→ STATED GOAL
The records should be repeated word for word, pictures excluded.

→ DATA FOR THE TASK
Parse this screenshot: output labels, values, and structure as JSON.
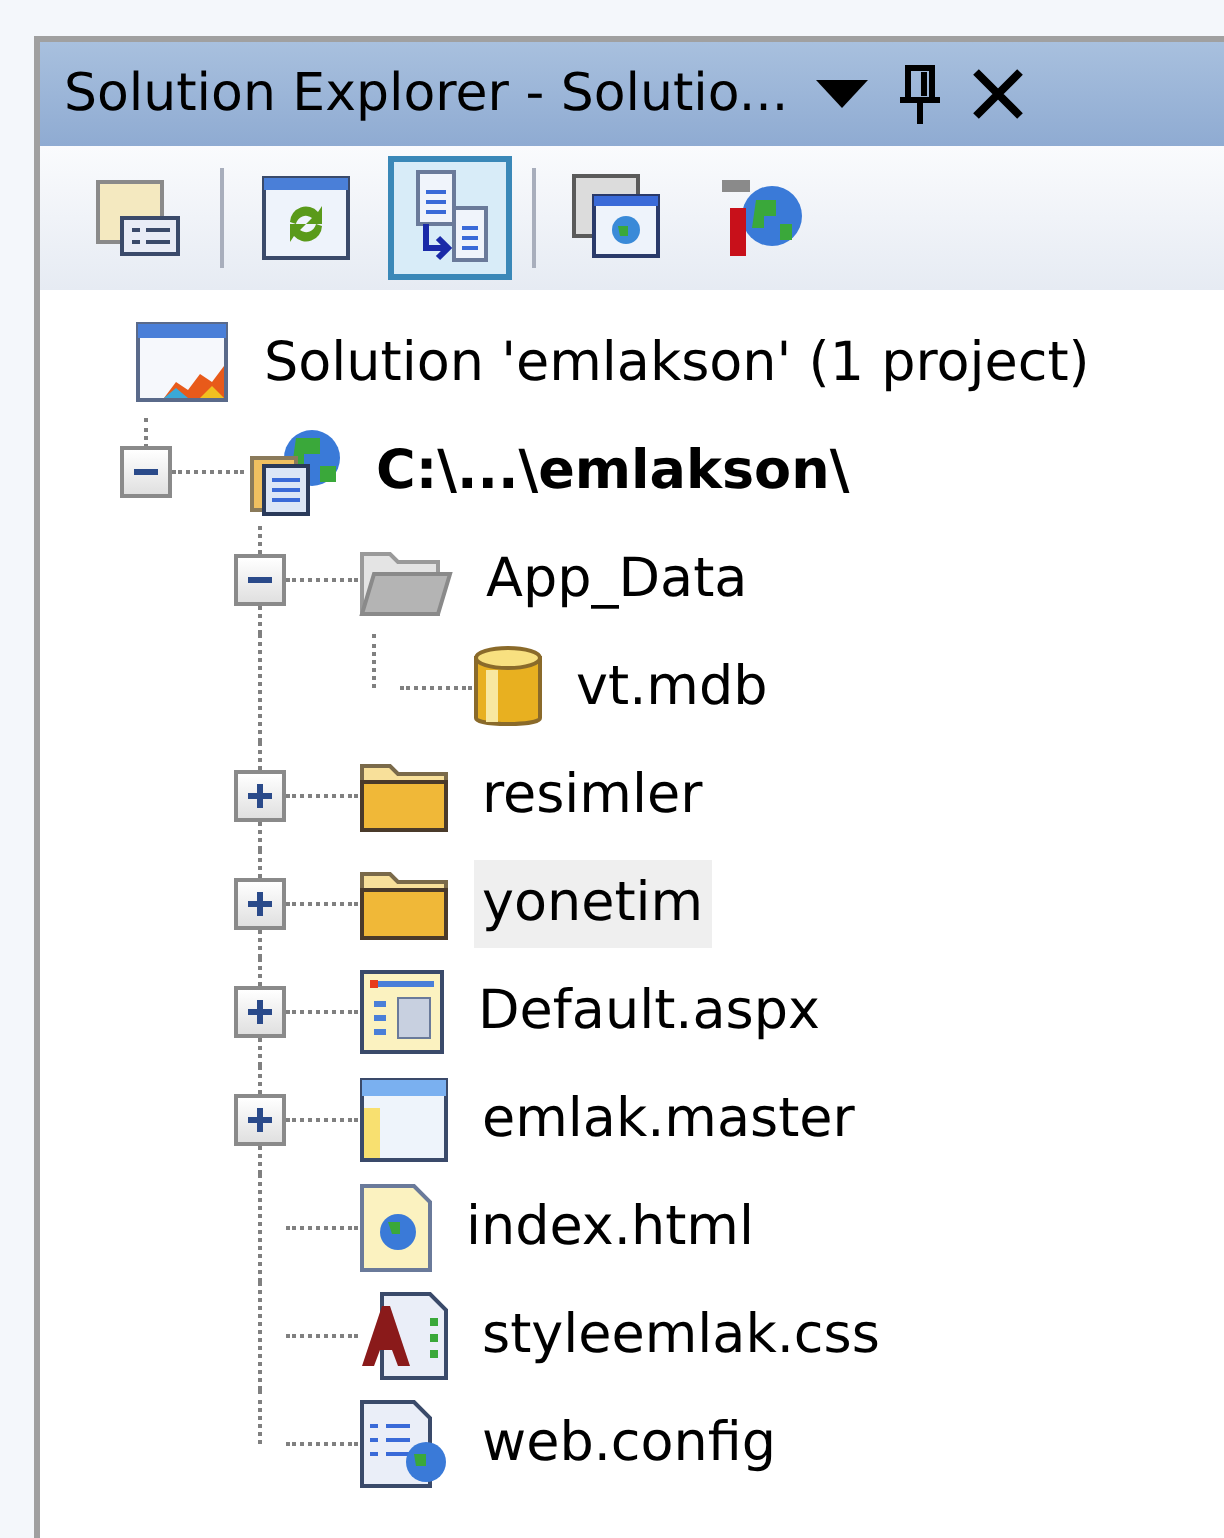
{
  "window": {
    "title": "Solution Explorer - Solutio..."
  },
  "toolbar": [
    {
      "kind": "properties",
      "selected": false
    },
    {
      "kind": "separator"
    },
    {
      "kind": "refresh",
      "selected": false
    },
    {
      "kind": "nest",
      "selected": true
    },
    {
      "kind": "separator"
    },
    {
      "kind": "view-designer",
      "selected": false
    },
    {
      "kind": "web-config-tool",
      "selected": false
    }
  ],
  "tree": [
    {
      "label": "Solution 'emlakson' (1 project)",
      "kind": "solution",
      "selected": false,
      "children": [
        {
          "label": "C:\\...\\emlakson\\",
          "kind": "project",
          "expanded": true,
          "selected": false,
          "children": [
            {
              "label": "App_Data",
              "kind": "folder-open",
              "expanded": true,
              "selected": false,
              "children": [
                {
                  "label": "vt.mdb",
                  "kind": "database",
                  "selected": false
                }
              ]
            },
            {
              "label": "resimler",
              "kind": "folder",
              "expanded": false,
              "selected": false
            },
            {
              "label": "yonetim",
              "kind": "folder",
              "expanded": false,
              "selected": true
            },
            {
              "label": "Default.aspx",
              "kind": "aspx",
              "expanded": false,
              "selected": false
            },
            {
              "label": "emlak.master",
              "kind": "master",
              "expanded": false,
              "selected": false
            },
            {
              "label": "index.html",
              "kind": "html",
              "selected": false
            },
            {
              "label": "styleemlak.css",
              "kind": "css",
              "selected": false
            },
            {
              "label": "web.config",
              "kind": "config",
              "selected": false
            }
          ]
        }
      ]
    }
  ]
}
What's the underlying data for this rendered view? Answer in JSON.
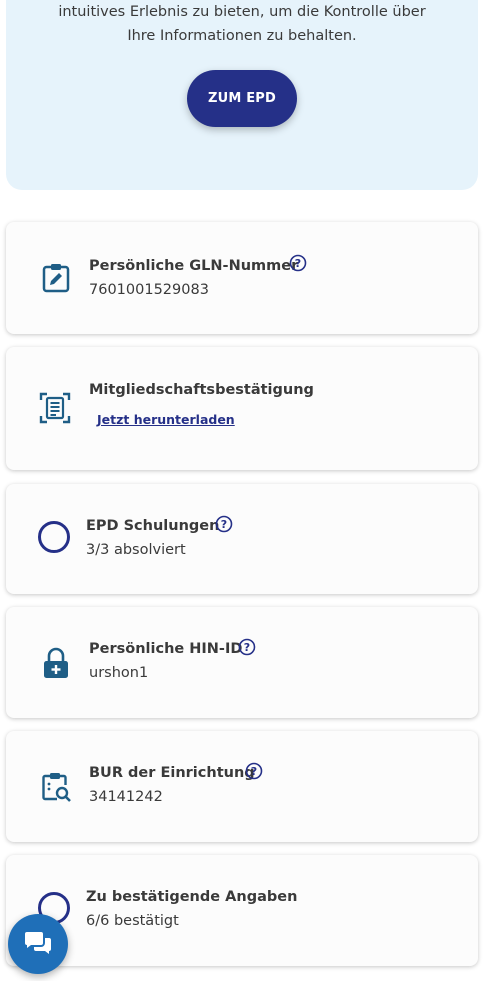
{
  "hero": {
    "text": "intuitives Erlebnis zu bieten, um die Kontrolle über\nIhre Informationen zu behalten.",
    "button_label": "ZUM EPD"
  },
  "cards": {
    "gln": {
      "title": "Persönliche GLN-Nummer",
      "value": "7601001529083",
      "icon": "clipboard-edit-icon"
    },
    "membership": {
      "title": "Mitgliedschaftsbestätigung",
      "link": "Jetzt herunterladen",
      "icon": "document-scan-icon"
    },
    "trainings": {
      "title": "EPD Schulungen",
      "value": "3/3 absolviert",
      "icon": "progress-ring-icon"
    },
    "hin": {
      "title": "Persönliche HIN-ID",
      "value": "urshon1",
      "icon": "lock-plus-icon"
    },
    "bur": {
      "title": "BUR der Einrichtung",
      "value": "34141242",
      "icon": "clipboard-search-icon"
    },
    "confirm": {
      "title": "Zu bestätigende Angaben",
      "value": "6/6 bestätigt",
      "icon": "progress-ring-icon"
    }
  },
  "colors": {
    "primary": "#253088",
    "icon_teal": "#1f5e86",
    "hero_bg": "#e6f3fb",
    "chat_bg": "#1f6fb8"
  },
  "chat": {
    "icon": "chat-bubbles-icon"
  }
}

→ EXPECTED OUTPUT
Parse this screenshot: output labels, values, and structure as JSON.
{
  "window": {
    "title": "Solution Explorer - Solutio..."
  },
  "toolbar": [
    {
      "kind": "properties",
      "selected": false
    },
    {
      "kind": "separator"
    },
    {
      "kind": "refresh",
      "selected": false
    },
    {
      "kind": "nest",
      "selected": true
    },
    {
      "kind": "separator"
    },
    {
      "kind": "view-designer",
      "selected": false
    },
    {
      "kind": "web-config-tool",
      "selected": false
    }
  ],
  "tree": [
    {
      "label": "Solution 'emlakson' (1 project)",
      "kind": "solution",
      "selected": false,
      "children": [
        {
          "label": "C:\\...\\emlakson\\",
          "kind": "project",
          "expanded": true,
          "selected": false,
          "children": [
            {
              "label": "App_Data",
              "kind": "folder-open",
              "expanded": true,
              "selected": false,
              "children": [
                {
                  "label": "vt.mdb",
                  "kind": "database",
                  "selected": false
                }
              ]
            },
            {
              "label": "resimler",
              "kind": "folder",
              "expanded": false,
              "selected": false
            },
            {
              "label": "yonetim",
              "kind": "folder",
              "expanded": false,
              "selected": true
            },
            {
              "label": "Default.aspx",
              "kind": "aspx",
              "expanded": false,
              "selected": false
            },
            {
              "label": "emlak.master",
              "kind": "master",
              "expanded": false,
              "selected": false
            },
            {
              "label": "index.html",
              "kind": "html",
              "selected": false
            },
            {
              "label": "styleemlak.css",
              "kind": "css",
              "selected": false
            },
            {
              "label": "web.config",
              "kind": "config",
              "selected": false
            }
          ]
        }
      ]
    }
  ]
}
What's the underlying data for this rendered view? Answer in JSON.
{
  "hero": {
    "text": "intuitives Erlebnis zu bieten, um die Kontrolle über\nIhre Informationen zu behalten.",
    "button_label": "ZUM EPD"
  },
  "cards": {
    "gln": {
      "title": "Persönliche GLN-Nummer",
      "value": "7601001529083",
      "icon": "clipboard-edit-icon"
    },
    "membership": {
      "title": "Mitgliedschaftsbestätigung",
      "link": "Jetzt herunterladen",
      "icon": "document-scan-icon"
    },
    "trainings": {
      "title": "EPD Schulungen",
      "value": "3/3 absolviert",
      "icon": "progress-ring-icon"
    },
    "hin": {
      "title": "Persönliche HIN-ID",
      "value": "urshon1",
      "icon": "lock-plus-icon"
    },
    "bur": {
      "title": "BUR der Einrichtung",
      "value": "34141242",
      "icon": "clipboard-search-icon"
    },
    "confirm": {
      "title": "Zu bestätigende Angaben",
      "value": "6/6 bestätigt",
      "icon": "progress-ring-icon"
    }
  },
  "colors": {
    "primary": "#253088",
    "icon_teal": "#1f5e86",
    "hero_bg": "#e6f3fb",
    "chat_bg": "#1f6fb8"
  },
  "chat": {
    "icon": "chat-bubbles-icon"
  }
}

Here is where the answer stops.